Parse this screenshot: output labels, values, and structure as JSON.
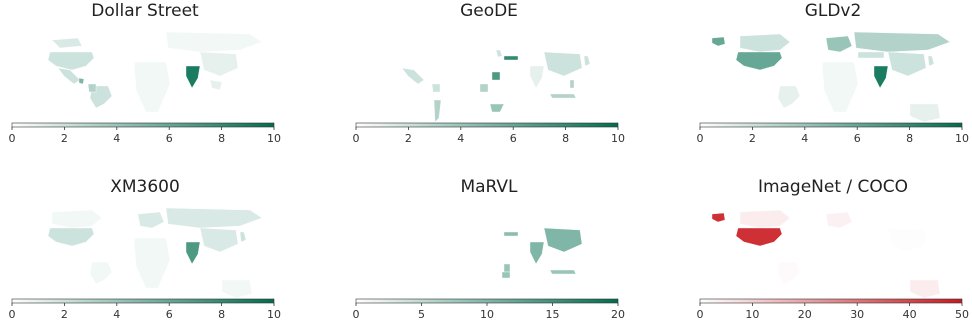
{
  "chart_data": [
    {
      "type": "choropleth",
      "title": "Dollar Street",
      "colorbar": {
        "min": 0,
        "max": 10,
        "ticks": [
          "0",
          "2",
          "4",
          "6",
          "8",
          "10"
        ],
        "colors": [
          "#ffffff",
          "#006d4f"
        ]
      },
      "regions": [
        {
          "id": "india",
          "value": 9
        },
        {
          "id": "usa",
          "value": 2
        },
        {
          "id": "mexico",
          "value": 2
        },
        {
          "id": "brazil",
          "value": 2
        },
        {
          "id": "colombia",
          "value": 3
        },
        {
          "id": "guatemala",
          "value": 5
        },
        {
          "id": "china",
          "value": 1
        },
        {
          "id": "russia",
          "value": 0.5
        },
        {
          "id": "canada-west",
          "value": 1.5
        },
        {
          "id": "africa",
          "value": 0.5
        },
        {
          "id": "sea",
          "value": 1
        }
      ]
    },
    {
      "type": "choropleth",
      "title": "GeoDE",
      "colorbar": {
        "min": 0,
        "max": 10,
        "ticks": [
          "0",
          "2",
          "4",
          "6",
          "8",
          "10"
        ],
        "colors": [
          "#ffffff",
          "#006d4f"
        ]
      },
      "regions": [
        {
          "id": "china",
          "value": 2
        },
        {
          "id": "india",
          "value": 1
        },
        {
          "id": "argentina",
          "value": 3
        },
        {
          "id": "colombia",
          "value": 2
        },
        {
          "id": "mexico",
          "value": 2
        },
        {
          "id": "egypt",
          "value": 7
        },
        {
          "id": "turkey",
          "value": 8
        },
        {
          "id": "south-africa",
          "value": 4
        },
        {
          "id": "nigeria",
          "value": 3
        },
        {
          "id": "italy",
          "value": 2
        },
        {
          "id": "indonesia",
          "value": 3
        },
        {
          "id": "philippines",
          "value": 3
        },
        {
          "id": "japan",
          "value": 2
        }
      ]
    },
    {
      "type": "choropleth",
      "title": "GLDv2",
      "colorbar": {
        "min": 0,
        "max": 10,
        "ticks": [
          "0",
          "2",
          "4",
          "6",
          "8",
          "10"
        ],
        "colors": [
          "#ffffff",
          "#006d4f"
        ]
      },
      "regions": [
        {
          "id": "usa",
          "value": 6
        },
        {
          "id": "india",
          "value": 9
        },
        {
          "id": "canada",
          "value": 2
        },
        {
          "id": "alaska",
          "value": 6
        },
        {
          "id": "russia",
          "value": 3
        },
        {
          "id": "china",
          "value": 2
        },
        {
          "id": "europe",
          "value": 4
        },
        {
          "id": "brazil",
          "value": 1
        },
        {
          "id": "australia",
          "value": 1
        },
        {
          "id": "africa",
          "value": 0.5
        },
        {
          "id": "kazakhstan",
          "value": 2
        },
        {
          "id": "japan",
          "value": 2
        }
      ]
    },
    {
      "type": "choropleth",
      "title": "XM3600",
      "colorbar": {
        "min": 0,
        "max": 10,
        "ticks": [
          "0",
          "2",
          "4",
          "6",
          "8",
          "10"
        ],
        "colors": [
          "#ffffff",
          "#006d4f"
        ]
      },
      "regions": [
        {
          "id": "india",
          "value": 7
        },
        {
          "id": "usa",
          "value": 2
        },
        {
          "id": "russia",
          "value": 1.5
        },
        {
          "id": "china",
          "value": 1.5
        },
        {
          "id": "europe",
          "value": 1.5
        },
        {
          "id": "canada",
          "value": 0.5
        },
        {
          "id": "brazil",
          "value": 0.5
        },
        {
          "id": "australia",
          "value": 0.5
        },
        {
          "id": "africa",
          "value": 0.5
        },
        {
          "id": "japan",
          "value": 2
        }
      ]
    },
    {
      "type": "choropleth",
      "title": "MaRVL",
      "colorbar": {
        "min": 0,
        "max": 20,
        "ticks": [
          "0",
          "5",
          "10",
          "15",
          "20"
        ],
        "colors": [
          "#ffffff",
          "#006d4f"
        ]
      },
      "regions": [
        {
          "id": "china",
          "value": 10
        },
        {
          "id": "india",
          "value": 10
        },
        {
          "id": "indonesia",
          "value": 8
        },
        {
          "id": "turkey",
          "value": 9
        },
        {
          "id": "kenya",
          "value": 8
        },
        {
          "id": "tanzania",
          "value": 8
        }
      ]
    },
    {
      "type": "choropleth",
      "title": "ImageNet / COCO",
      "colorbar": {
        "min": 0,
        "max": 50,
        "ticks": [
          "0",
          "10",
          "20",
          "30",
          "40",
          "50"
        ],
        "colors": [
          "#ffffff",
          "#c8191f"
        ]
      },
      "regions": [
        {
          "id": "usa",
          "value": 45
        },
        {
          "id": "alaska",
          "value": 45
        },
        {
          "id": "canada",
          "value": 4
        },
        {
          "id": "europe",
          "value": 3
        },
        {
          "id": "australia",
          "value": 4
        },
        {
          "id": "brazil",
          "value": 1
        },
        {
          "id": "china",
          "value": 0.5
        }
      ]
    }
  ]
}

────

Task brief: Except for the pictures, print the data above exactly.

Response to this task:
Parse this screenshot: output labels, values, and structure as JSON.
{
  "chart_data": [
    {
      "type": "choropleth",
      "title": "Dollar Street",
      "colorbar": {
        "min": 0,
        "max": 10,
        "ticks": [
          "0",
          "2",
          "4",
          "6",
          "8",
          "10"
        ],
        "colors": [
          "#ffffff",
          "#006d4f"
        ]
      },
      "regions": [
        {
          "id": "india",
          "value": 9
        },
        {
          "id": "usa",
          "value": 2
        },
        {
          "id": "mexico",
          "value": 2
        },
        {
          "id": "brazil",
          "value": 2
        },
        {
          "id": "colombia",
          "value": 3
        },
        {
          "id": "guatemala",
          "value": 5
        },
        {
          "id": "china",
          "value": 1
        },
        {
          "id": "russia",
          "value": 0.5
        },
        {
          "id": "canada-west",
          "value": 1.5
        },
        {
          "id": "africa",
          "value": 0.5
        },
        {
          "id": "sea",
          "value": 1
        }
      ]
    },
    {
      "type": "choropleth",
      "title": "GeoDE",
      "colorbar": {
        "min": 0,
        "max": 10,
        "ticks": [
          "0",
          "2",
          "4",
          "6",
          "8",
          "10"
        ],
        "colors": [
          "#ffffff",
          "#006d4f"
        ]
      },
      "regions": [
        {
          "id": "china",
          "value": 2
        },
        {
          "id": "india",
          "value": 1
        },
        {
          "id": "argentina",
          "value": 3
        },
        {
          "id": "colombia",
          "value": 2
        },
        {
          "id": "mexico",
          "value": 2
        },
        {
          "id": "egypt",
          "value": 7
        },
        {
          "id": "turkey",
          "value": 8
        },
        {
          "id": "south-africa",
          "value": 4
        },
        {
          "id": "nigeria",
          "value": 3
        },
        {
          "id": "italy",
          "value": 2
        },
        {
          "id": "indonesia",
          "value": 3
        },
        {
          "id": "philippines",
          "value": 3
        },
        {
          "id": "japan",
          "value": 2
        }
      ]
    },
    {
      "type": "choropleth",
      "title": "GLDv2",
      "colorbar": {
        "min": 0,
        "max": 10,
        "ticks": [
          "0",
          "2",
          "4",
          "6",
          "8",
          "10"
        ],
        "colors": [
          "#ffffff",
          "#006d4f"
        ]
      },
      "regions": [
        {
          "id": "usa",
          "value": 6
        },
        {
          "id": "india",
          "value": 9
        },
        {
          "id": "canada",
          "value": 2
        },
        {
          "id": "alaska",
          "value": 6
        },
        {
          "id": "russia",
          "value": 3
        },
        {
          "id": "china",
          "value": 2
        },
        {
          "id": "europe",
          "value": 4
        },
        {
          "id": "brazil",
          "value": 1
        },
        {
          "id": "australia",
          "value": 1
        },
        {
          "id": "africa",
          "value": 0.5
        },
        {
          "id": "kazakhstan",
          "value": 2
        },
        {
          "id": "japan",
          "value": 2
        }
      ]
    },
    {
      "type": "choropleth",
      "title": "XM3600",
      "colorbar": {
        "min": 0,
        "max": 10,
        "ticks": [
          "0",
          "2",
          "4",
          "6",
          "8",
          "10"
        ],
        "colors": [
          "#ffffff",
          "#006d4f"
        ]
      },
      "regions": [
        {
          "id": "india",
          "value": 7
        },
        {
          "id": "usa",
          "value": 2
        },
        {
          "id": "russia",
          "value": 1.5
        },
        {
          "id": "china",
          "value": 1.5
        },
        {
          "id": "europe",
          "value": 1.5
        },
        {
          "id": "canada",
          "value": 0.5
        },
        {
          "id": "brazil",
          "value": 0.5
        },
        {
          "id": "australia",
          "value": 0.5
        },
        {
          "id": "africa",
          "value": 0.5
        },
        {
          "id": "japan",
          "value": 2
        }
      ]
    },
    {
      "type": "choropleth",
      "title": "MaRVL",
      "colorbar": {
        "min": 0,
        "max": 20,
        "ticks": [
          "0",
          "5",
          "10",
          "15",
          "20"
        ],
        "colors": [
          "#ffffff",
          "#006d4f"
        ]
      },
      "regions": [
        {
          "id": "china",
          "value": 10
        },
        {
          "id": "india",
          "value": 10
        },
        {
          "id": "indonesia",
          "value": 8
        },
        {
          "id": "turkey",
          "value": 9
        },
        {
          "id": "kenya",
          "value": 8
        },
        {
          "id": "tanzania",
          "value": 8
        }
      ]
    },
    {
      "type": "choropleth",
      "title": "ImageNet / COCO",
      "colorbar": {
        "min": 0,
        "max": 50,
        "ticks": [
          "0",
          "10",
          "20",
          "30",
          "40",
          "50"
        ],
        "colors": [
          "#ffffff",
          "#c8191f"
        ]
      },
      "regions": [
        {
          "id": "usa",
          "value": 45
        },
        {
          "id": "alaska",
          "value": 45
        },
        {
          "id": "canada",
          "value": 4
        },
        {
          "id": "europe",
          "value": 3
        },
        {
          "id": "australia",
          "value": 4
        },
        {
          "id": "brazil",
          "value": 1
        },
        {
          "id": "china",
          "value": 0.5
        }
      ]
    }
  ]
}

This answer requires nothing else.